§ EXERCISE GOAL: Scan the data below for the string "sách". Show every line where it turns up.

***

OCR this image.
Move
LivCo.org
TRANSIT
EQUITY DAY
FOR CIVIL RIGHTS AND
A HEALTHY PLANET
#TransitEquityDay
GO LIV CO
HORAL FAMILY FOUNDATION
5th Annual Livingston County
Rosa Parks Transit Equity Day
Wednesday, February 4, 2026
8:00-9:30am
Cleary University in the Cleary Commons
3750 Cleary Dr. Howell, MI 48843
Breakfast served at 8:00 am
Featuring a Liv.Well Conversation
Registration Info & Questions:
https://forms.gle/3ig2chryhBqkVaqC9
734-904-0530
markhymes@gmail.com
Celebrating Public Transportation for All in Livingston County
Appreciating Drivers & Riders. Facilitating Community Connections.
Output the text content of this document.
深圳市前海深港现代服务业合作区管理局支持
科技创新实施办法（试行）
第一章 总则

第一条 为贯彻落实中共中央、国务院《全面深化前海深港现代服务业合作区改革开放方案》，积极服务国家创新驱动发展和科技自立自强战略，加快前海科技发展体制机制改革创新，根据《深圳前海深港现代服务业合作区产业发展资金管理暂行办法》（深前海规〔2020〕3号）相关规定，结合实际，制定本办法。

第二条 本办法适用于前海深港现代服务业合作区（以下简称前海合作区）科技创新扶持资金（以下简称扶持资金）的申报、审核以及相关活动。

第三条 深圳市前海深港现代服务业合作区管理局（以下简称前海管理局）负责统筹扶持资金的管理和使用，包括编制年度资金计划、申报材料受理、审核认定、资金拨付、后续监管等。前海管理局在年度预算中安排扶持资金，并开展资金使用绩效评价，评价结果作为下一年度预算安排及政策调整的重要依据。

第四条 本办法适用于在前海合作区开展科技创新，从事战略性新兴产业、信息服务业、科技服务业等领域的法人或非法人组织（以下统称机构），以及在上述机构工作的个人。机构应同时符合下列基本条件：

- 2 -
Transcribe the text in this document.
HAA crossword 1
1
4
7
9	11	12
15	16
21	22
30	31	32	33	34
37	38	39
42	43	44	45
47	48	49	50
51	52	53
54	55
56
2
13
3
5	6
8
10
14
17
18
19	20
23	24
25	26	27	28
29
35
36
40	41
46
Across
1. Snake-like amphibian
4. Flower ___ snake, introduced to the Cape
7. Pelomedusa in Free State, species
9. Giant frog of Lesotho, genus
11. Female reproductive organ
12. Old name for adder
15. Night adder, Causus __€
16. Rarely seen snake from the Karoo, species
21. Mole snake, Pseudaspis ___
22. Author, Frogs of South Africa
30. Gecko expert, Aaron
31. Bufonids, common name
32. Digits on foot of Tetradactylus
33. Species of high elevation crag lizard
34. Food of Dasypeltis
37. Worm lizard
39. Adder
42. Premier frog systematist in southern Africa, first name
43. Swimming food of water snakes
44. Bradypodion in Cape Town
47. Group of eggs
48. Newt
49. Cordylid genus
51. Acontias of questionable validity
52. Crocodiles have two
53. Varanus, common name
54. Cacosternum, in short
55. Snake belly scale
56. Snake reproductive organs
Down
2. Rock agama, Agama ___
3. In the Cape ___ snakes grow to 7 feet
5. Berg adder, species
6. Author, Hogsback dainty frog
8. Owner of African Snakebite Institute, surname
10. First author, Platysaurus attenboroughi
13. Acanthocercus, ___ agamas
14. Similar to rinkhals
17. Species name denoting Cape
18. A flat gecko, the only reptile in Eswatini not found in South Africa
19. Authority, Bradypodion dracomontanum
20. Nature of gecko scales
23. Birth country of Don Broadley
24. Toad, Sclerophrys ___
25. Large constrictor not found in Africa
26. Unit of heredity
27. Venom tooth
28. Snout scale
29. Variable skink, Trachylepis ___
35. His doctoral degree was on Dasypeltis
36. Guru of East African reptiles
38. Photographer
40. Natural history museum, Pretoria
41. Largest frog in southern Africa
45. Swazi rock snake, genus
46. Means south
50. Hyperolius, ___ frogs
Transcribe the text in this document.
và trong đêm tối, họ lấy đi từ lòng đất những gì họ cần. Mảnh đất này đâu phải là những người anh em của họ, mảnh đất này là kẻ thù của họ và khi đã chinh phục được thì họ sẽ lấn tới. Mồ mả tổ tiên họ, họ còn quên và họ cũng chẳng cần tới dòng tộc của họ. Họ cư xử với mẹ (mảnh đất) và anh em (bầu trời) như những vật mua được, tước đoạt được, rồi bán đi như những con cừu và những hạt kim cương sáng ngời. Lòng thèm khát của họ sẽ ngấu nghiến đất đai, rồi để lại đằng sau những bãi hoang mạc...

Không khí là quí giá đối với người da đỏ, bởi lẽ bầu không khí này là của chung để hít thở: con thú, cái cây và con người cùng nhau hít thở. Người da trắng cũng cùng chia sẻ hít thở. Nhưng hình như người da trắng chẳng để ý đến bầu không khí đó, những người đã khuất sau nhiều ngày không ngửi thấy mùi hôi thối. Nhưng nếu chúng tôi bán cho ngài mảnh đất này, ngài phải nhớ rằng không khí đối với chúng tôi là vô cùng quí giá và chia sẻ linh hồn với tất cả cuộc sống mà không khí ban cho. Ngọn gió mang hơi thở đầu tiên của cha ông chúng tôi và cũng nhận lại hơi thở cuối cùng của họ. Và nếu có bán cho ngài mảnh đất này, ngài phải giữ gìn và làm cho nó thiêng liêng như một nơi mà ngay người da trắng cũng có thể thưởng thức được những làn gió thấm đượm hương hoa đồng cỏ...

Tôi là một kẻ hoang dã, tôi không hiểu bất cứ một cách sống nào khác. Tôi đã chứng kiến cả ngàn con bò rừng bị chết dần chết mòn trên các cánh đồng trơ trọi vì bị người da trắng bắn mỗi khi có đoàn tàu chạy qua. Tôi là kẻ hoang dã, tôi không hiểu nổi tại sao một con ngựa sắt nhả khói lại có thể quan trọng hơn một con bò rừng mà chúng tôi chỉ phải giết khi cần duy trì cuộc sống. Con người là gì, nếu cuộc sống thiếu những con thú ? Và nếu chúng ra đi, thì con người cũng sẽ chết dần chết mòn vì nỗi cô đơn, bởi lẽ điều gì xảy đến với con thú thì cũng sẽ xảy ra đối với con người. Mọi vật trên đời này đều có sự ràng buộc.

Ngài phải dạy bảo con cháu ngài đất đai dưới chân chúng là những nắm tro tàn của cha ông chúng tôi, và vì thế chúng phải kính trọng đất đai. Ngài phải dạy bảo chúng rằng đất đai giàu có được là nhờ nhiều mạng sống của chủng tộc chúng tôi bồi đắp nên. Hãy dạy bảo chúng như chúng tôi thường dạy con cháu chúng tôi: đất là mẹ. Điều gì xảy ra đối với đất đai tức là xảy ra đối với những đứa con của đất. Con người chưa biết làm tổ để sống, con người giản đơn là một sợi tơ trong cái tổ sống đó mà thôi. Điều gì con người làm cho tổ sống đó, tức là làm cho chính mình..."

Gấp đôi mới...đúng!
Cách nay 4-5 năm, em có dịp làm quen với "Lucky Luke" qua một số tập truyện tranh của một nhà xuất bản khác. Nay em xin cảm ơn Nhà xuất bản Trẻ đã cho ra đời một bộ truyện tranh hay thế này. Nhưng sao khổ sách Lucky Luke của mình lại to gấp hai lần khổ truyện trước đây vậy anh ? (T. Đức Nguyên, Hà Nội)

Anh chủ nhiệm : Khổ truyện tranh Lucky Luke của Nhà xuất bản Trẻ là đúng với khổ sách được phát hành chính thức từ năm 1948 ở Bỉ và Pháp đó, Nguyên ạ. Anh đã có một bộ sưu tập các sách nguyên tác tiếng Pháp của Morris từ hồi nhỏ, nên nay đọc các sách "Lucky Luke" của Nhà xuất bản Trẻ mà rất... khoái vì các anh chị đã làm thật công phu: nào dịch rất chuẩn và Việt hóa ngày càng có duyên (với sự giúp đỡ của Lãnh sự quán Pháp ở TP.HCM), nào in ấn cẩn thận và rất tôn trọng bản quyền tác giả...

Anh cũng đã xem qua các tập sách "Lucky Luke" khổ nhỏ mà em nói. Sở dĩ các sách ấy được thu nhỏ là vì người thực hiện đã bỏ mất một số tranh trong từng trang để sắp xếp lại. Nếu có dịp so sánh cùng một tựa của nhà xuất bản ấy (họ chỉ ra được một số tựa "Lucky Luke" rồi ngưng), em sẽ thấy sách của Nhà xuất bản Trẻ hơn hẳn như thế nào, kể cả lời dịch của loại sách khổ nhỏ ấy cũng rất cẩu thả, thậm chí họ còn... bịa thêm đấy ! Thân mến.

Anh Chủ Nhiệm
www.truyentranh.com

***

§ EXERCISE RESPONSE:
Cách nay 4-5 năm, em có dịp làm quen với "Lucky Luke" qua một số tập truyện tranh của một nhà xuất bản khác. Nay em xin cảm ơn Nhà xuất bản Trẻ đã cho ra đời một bộ truyện tranh hay thế này. Nhưng sao khổ sách Lucky Luke của mình lại to gấp hai lần khổ truyện trước đây vậy anh ? (T. Đức Nguyên, Hà Nội)
Anh chủ nhiệm : Khổ truyện tranh Lucky Luke của Nhà xuất bản Trẻ là đúng với khổ sách được phát hành chính thức từ năm 1948 ở Bỉ và Pháp đó, Nguyên ạ. Anh đã có một bộ sưu tập các sách nguyên tác tiếng Pháp của Morris từ hồi nhỏ, nên nay đọc các sách "Lucky Luke" của Nhà xuất bản Trẻ mà rất... khoái vì các anh chị đã làm thật công phu: nào dịch rất chuẩn và Việt hóa ngày càng có duyên (với sự giúp đỡ của Lãnh sự quán Pháp ở TP.HCM), nào in ấn cẩn thận và rất tôn trọng bản quyền tác giả...
Anh cũng đã xem qua các tập sách "Lucky Luke" khổ nhỏ mà em nói. Sở dĩ các sách ấy được thu nhỏ là vì người thực hiện đã bỏ mất một số tranh trong từng trang để sắp xếp lại. Nếu có dịp so sánh cùng một tựa của nhà xuất bản ấy (họ chỉ ra được một số tựa "Lucky Luke" rồi ngưng), em sẽ thấy sách của Nhà xuất bản Trẻ hơn hẳn như thế nào, kể cả lời dịch của loại sách khổ nhỏ ấy cũng rất cẩu thả, thậm chí họ còn... bịa thêm đấy ! Thân mến.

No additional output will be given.